Data entries
+--
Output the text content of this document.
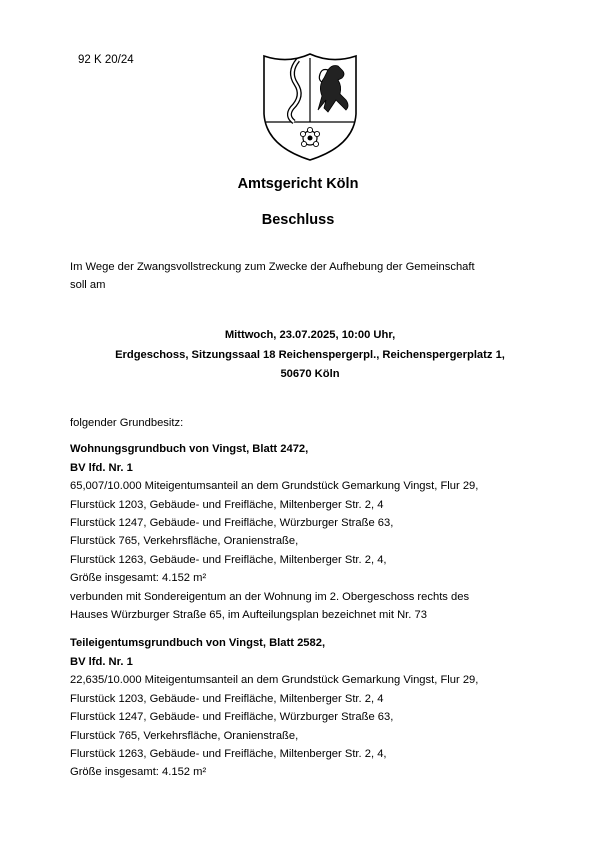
92 K 20/24
Amtsgericht Köln
Beschluss
Im Wege der Zwangsvollstreckung zum Zwecke der Aufhebung der Gemeinschaft
soll am
Mittwoch, 23.07.2025, 10:00 Uhr,
Erdgeschoss, Sitzungssaal 18 Reichenspergerpl., Reichenspergerplatz 1,
50670 Köln

folgender Grundbesitz:

Wohnungsgrundbuch von Vingst, Blatt 2472,

BV lfd. Nr. 1

65,007/10.000 Miteigentumsanteil an dem Grundstück Gemarkung Vingst, Flur 29,

Flurstück 1203, Gebäude- und Freifläche, Miltenberger Str. 2, 4

Flurstück 1247, Gebäude- und Freifläche, Würzburger Straße 63,

Flurstück 765, Verkehrsfläche, Oranienstraße,

Flurstück 1263, Gebäude- und Freifläche, Miltenberger Str. 2, 4,

Größe insgesamt: 4.152 m²

verbunden mit Sondereigentum an der Wohnung im 2. Obergeschoss rechts des

Hauses Würzburger Straße 65, im Aufteilungsplan bezeichnet mit Nr. 73

Teileigentumsgrundbuch von Vingst, Blatt 2582,

BV lfd. Nr. 1

22,635/10.000 Miteigentumsanteil an dem Grundstück Gemarkung Vingst, Flur 29,

Flurstück 1203, Gebäude- und Freifläche, Miltenberger Str. 2, 4

Flurstück 1247, Gebäude- und Freifläche, Würzburger Straße 63,

Flurstück 765, Verkehrsfläche, Oranienstraße,

Flurstück 1263, Gebäude- und Freifläche, Miltenberger Str. 2, 4,

Größe insgesamt: 4.152 m²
+--
* STATED EXERCISE *
Reproduce all entries without any change, and omit the pictures.

* EXPECTED ANSWER *
Output the text content of this document.
92 K 20/24
Amtsgericht Köln
Beschluss
Im Wege der Zwangsvollstreckung zum Zwecke der Aufhebung der Gemeinschaft
soll am
Mittwoch, 23.07.2025, 10:00 Uhr,
Erdgeschoss, Sitzungssaal 18 Reichenspergerpl., Reichenspergerplatz 1,
50670 Köln

folgender Grundbesitz:

Wohnungsgrundbuch von Vingst, Blatt 2472,

BV lfd. Nr. 1

65,007/10.000 Miteigentumsanteil an dem Grundstück Gemarkung Vingst, Flur 29,

Flurstück 1203, Gebäude- und Freifläche, Miltenberger Str. 2, 4

Flurstück 1247, Gebäude- und Freifläche, Würzburger Straße 63,

Flurstück 765, Verkehrsfläche, Oranienstraße,

Flurstück 1263, Gebäude- und Freifläche, Miltenberger Str. 2, 4,

Größe insgesamt: 4.152 m²

verbunden mit Sondereigentum an der Wohnung im 2. Obergeschoss rechts des

Hauses Würzburger Straße 65, im Aufteilungsplan bezeichnet mit Nr. 73

Teileigentumsgrundbuch von Vingst, Blatt 2582,

BV lfd. Nr. 1

22,635/10.000 Miteigentumsanteil an dem Grundstück Gemarkung Vingst, Flur 29,

Flurstück 1203, Gebäude- und Freifläche, Miltenberger Str. 2, 4

Flurstück 1247, Gebäude- und Freifläche, Würzburger Straße 63,

Flurstück 765, Verkehrsfläche, Oranienstraße,

Flurstück 1263, Gebäude- und Freifläche, Miltenberger Str. 2, 4,

Größe insgesamt: 4.152 m²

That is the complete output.